Source records:
- - - - -

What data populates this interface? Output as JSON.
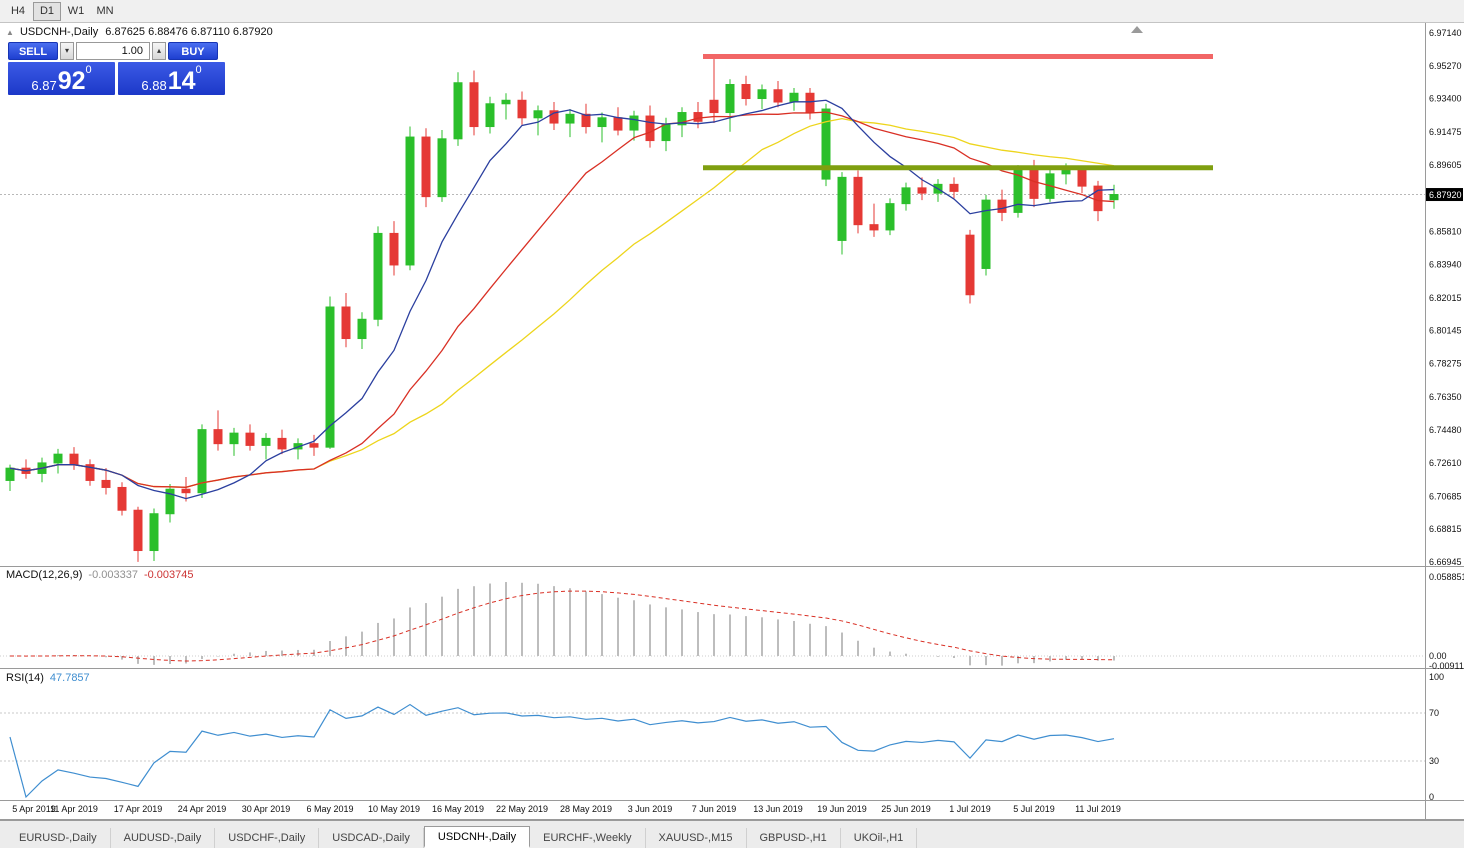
{
  "toolbar": {
    "periods": [
      {
        "label": "H4",
        "active": false
      },
      {
        "label": "D1",
        "active": true
      },
      {
        "label": "W1",
        "active": false
      },
      {
        "label": "MN",
        "active": false
      }
    ]
  },
  "chart": {
    "symbol_title": "USDCNH-,Daily",
    "ohlc_text": "6.87625 6.88476 6.87110 6.87920",
    "oct_toggle_glyph": "▲"
  },
  "oct": {
    "sell_label": "SELL",
    "buy_label": "BUY",
    "volume": "1.00",
    "icons": {
      "down": "▾",
      "up": "▴"
    },
    "sell_price": {
      "base": "6.87",
      "big": "92",
      "sup": "0"
    },
    "buy_price": {
      "base": "6.88",
      "big": "14",
      "sup": "0"
    }
  },
  "price_axis": {
    "labels": [
      "6.97140",
      "6.95270",
      "6.93400",
      "6.91475",
      "6.89605",
      "6.85810",
      "6.83940",
      "6.82015",
      "6.80145",
      "6.78275",
      "6.76350",
      "6.74480",
      "6.72610",
      "6.70685",
      "6.68815",
      "6.66945"
    ],
    "current": "6.87920"
  },
  "macd_panel": {
    "label": "MACD(12,26,9)",
    "value1": "-0.003337",
    "value2": "-0.003745",
    "axis": [
      "0.058851",
      "0.00",
      "-0.009116"
    ]
  },
  "rsi_panel": {
    "label": "RSI(14)",
    "value": "47.7857",
    "axis": [
      "100",
      "70",
      "30",
      "0"
    ]
  },
  "tabs": [
    {
      "label": "EURUSD-,Daily",
      "active": false
    },
    {
      "label": "AUDUSD-,Daily",
      "active": false
    },
    {
      "label": "USDCHF-,Daily",
      "active": false
    },
    {
      "label": "USDCAD-,Daily",
      "active": false
    },
    {
      "label": "USDCNH-,Daily",
      "active": true
    },
    {
      "label": "EURCHF-,Weekly",
      "active": false
    },
    {
      "label": "XAUUSD-,M15",
      "active": false
    },
    {
      "label": "GBPUSD-,H1",
      "active": false
    },
    {
      "label": "UKOil-,H1",
      "active": false
    }
  ],
  "colors": {
    "bull": "#2bbf2b",
    "bear": "#e53935",
    "ma_fast": "#2b3f9f",
    "ma_mid": "#d93025",
    "ma_slow": "#edd51c",
    "macd_hist": "#bdbdbd",
    "macd_signal": "#d93025",
    "rsi": "#3f8ed0",
    "resistance": "#f26666",
    "support": "#7f9f10"
  },
  "chart_data": {
    "type": "candlestick",
    "title": "USDCNH-,Daily",
    "ylim": [
      6.66945,
      6.9714
    ],
    "current_price": 6.8792,
    "x_labels": [
      "5 Apr 2019",
      "11 Apr 2019",
      "17 Apr 2019",
      "24 Apr 2019",
      "30 Apr 2019",
      "6 May 2019",
      "10 May 2019",
      "16 May 2019",
      "22 May 2019",
      "28 May 2019",
      "3 Jun 2019",
      "7 Jun 2019",
      "13 Jun 2019",
      "19 Jun 2019",
      "25 Jun 2019",
      "1 Jul 2019",
      "5 Jul 2019",
      "11 Jul 2019"
    ],
    "x_label_every_n_candles": 4,
    "candles": [
      [
        6.716,
        6.725,
        6.71,
        6.723
      ],
      [
        6.723,
        6.728,
        6.717,
        6.72
      ],
      [
        6.72,
        6.729,
        6.715,
        6.726
      ],
      [
        6.726,
        6.734,
        6.72,
        6.731
      ],
      [
        6.731,
        6.735,
        6.722,
        6.725
      ],
      [
        6.725,
        6.728,
        6.713,
        6.716
      ],
      [
        6.716,
        6.723,
        6.708,
        6.712
      ],
      [
        6.712,
        6.715,
        6.696,
        6.699
      ],
      [
        6.699,
        6.701,
        6.6695,
        6.676
      ],
      [
        6.676,
        6.7,
        6.67,
        6.697
      ],
      [
        6.697,
        6.714,
        6.692,
        6.711
      ],
      [
        6.711,
        6.718,
        6.704,
        6.709
      ],
      [
        6.709,
        6.748,
        6.706,
        6.745
      ],
      [
        6.745,
        6.756,
        6.733,
        6.737
      ],
      [
        6.737,
        6.746,
        6.73,
        6.743
      ],
      [
        6.743,
        6.748,
        6.733,
        6.736
      ],
      [
        6.736,
        6.743,
        6.728,
        6.74
      ],
      [
        6.74,
        6.745,
        6.731,
        6.734
      ],
      [
        6.734,
        6.74,
        6.728,
        6.737
      ],
      [
        6.737,
        6.742,
        6.73,
        6.735
      ],
      [
        6.735,
        6.821,
        6.734,
        6.815
      ],
      [
        6.815,
        6.823,
        6.792,
        6.797
      ],
      [
        6.797,
        6.812,
        6.791,
        6.808
      ],
      [
        6.808,
        6.861,
        6.804,
        6.857
      ],
      [
        6.857,
        6.864,
        6.833,
        6.839
      ],
      [
        6.839,
        6.918,
        6.836,
        6.912
      ],
      [
        6.912,
        6.917,
        6.872,
        6.878
      ],
      [
        6.878,
        6.916,
        6.875,
        6.911
      ],
      [
        6.911,
        6.949,
        6.907,
        6.943
      ],
      [
        6.943,
        6.95,
        6.913,
        6.918
      ],
      [
        6.918,
        6.935,
        6.914,
        6.931
      ],
      [
        6.931,
        6.937,
        6.922,
        6.933
      ],
      [
        6.933,
        6.938,
        6.919,
        6.923
      ],
      [
        6.923,
        6.93,
        6.913,
        6.927
      ],
      [
        6.927,
        6.932,
        6.916,
        6.92
      ],
      [
        6.92,
        6.928,
        6.912,
        6.925
      ],
      [
        6.925,
        6.931,
        6.914,
        6.918
      ],
      [
        6.918,
        6.926,
        6.909,
        6.923
      ],
      [
        6.923,
        6.929,
        6.913,
        6.916
      ],
      [
        6.916,
        6.927,
        6.91,
        6.924
      ],
      [
        6.924,
        6.93,
        6.906,
        6.91
      ],
      [
        6.91,
        6.923,
        6.904,
        6.919
      ],
      [
        6.919,
        6.929,
        6.912,
        6.926
      ],
      [
        6.926,
        6.932,
        6.917,
        6.921
      ],
      [
        6.933,
        6.959,
        6.92,
        6.926
      ],
      [
        6.926,
        6.945,
        6.915,
        6.942
      ],
      [
        6.942,
        6.947,
        6.93,
        6.934
      ],
      [
        6.934,
        6.942,
        6.928,
        6.939
      ],
      [
        6.939,
        6.944,
        6.929,
        6.932
      ],
      [
        6.932,
        6.94,
        6.927,
        6.937
      ],
      [
        6.937,
        6.94,
        6.922,
        6.926
      ],
      [
        6.888,
        6.931,
        6.884,
        6.928
      ],
      [
        6.853,
        6.892,
        6.845,
        6.889
      ],
      [
        6.889,
        6.893,
        6.857,
        6.862
      ],
      [
        6.862,
        6.874,
        6.855,
        6.859
      ],
      [
        6.859,
        6.877,
        6.856,
        6.874
      ],
      [
        6.874,
        6.886,
        6.87,
        6.883
      ],
      [
        6.883,
        6.889,
        6.876,
        6.88
      ],
      [
        6.88,
        6.888,
        6.875,
        6.885
      ],
      [
        6.885,
        6.889,
        6.877,
        6.881
      ],
      [
        6.856,
        6.859,
        6.817,
        6.822
      ],
      [
        6.837,
        6.879,
        6.833,
        6.876
      ],
      [
        6.876,
        6.882,
        6.864,
        6.869
      ],
      [
        6.869,
        6.896,
        6.866,
        6.893
      ],
      [
        6.893,
        6.899,
        6.872,
        6.877
      ],
      [
        6.877,
        6.894,
        6.875,
        6.891
      ],
      [
        6.891,
        6.897,
        6.885,
        6.893
      ],
      [
        6.893,
        6.895,
        6.88,
        6.884
      ],
      [
        6.884,
        6.887,
        6.864,
        6.87
      ],
      [
        6.87625,
        6.88476,
        6.8711,
        6.8792
      ]
    ],
    "moving_averages": [
      {
        "window": 8,
        "color_key": "ma_fast"
      },
      {
        "window": 17,
        "color_key": "ma_mid"
      },
      {
        "window": 28,
        "color_key": "ma_slow"
      }
    ],
    "hlines": [
      {
        "name": "resistance",
        "price": 6.958,
        "color": "#f26666",
        "width": 5
      },
      {
        "name": "support",
        "price": 6.8945,
        "color": "#7f9f10",
        "width": 5
      }
    ],
    "indicators": {
      "macd": {
        "fast": 12,
        "slow": 26,
        "signal": 9,
        "shown_values": "-0.003337 -0.003745"
      },
      "rsi": {
        "period": 14,
        "shown_value": 47.7857,
        "levels": [
          70,
          30
        ]
      }
    }
  }
}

- - - - -

Exercise requirements:
Which lines contain the word "Daily"? Return each of them.

Exercise solution:
    "symbol_title": "USDCNH-,Daily",
      "label": "EURUSD-,Daily",
      "label": "AUDUSD-,Daily",
      "label": "USDCHF-,Daily",
      "label": "USDCAD-,Daily",
      "label": "USDCNH-,Daily",
    "title": "USDCNH-,Daily",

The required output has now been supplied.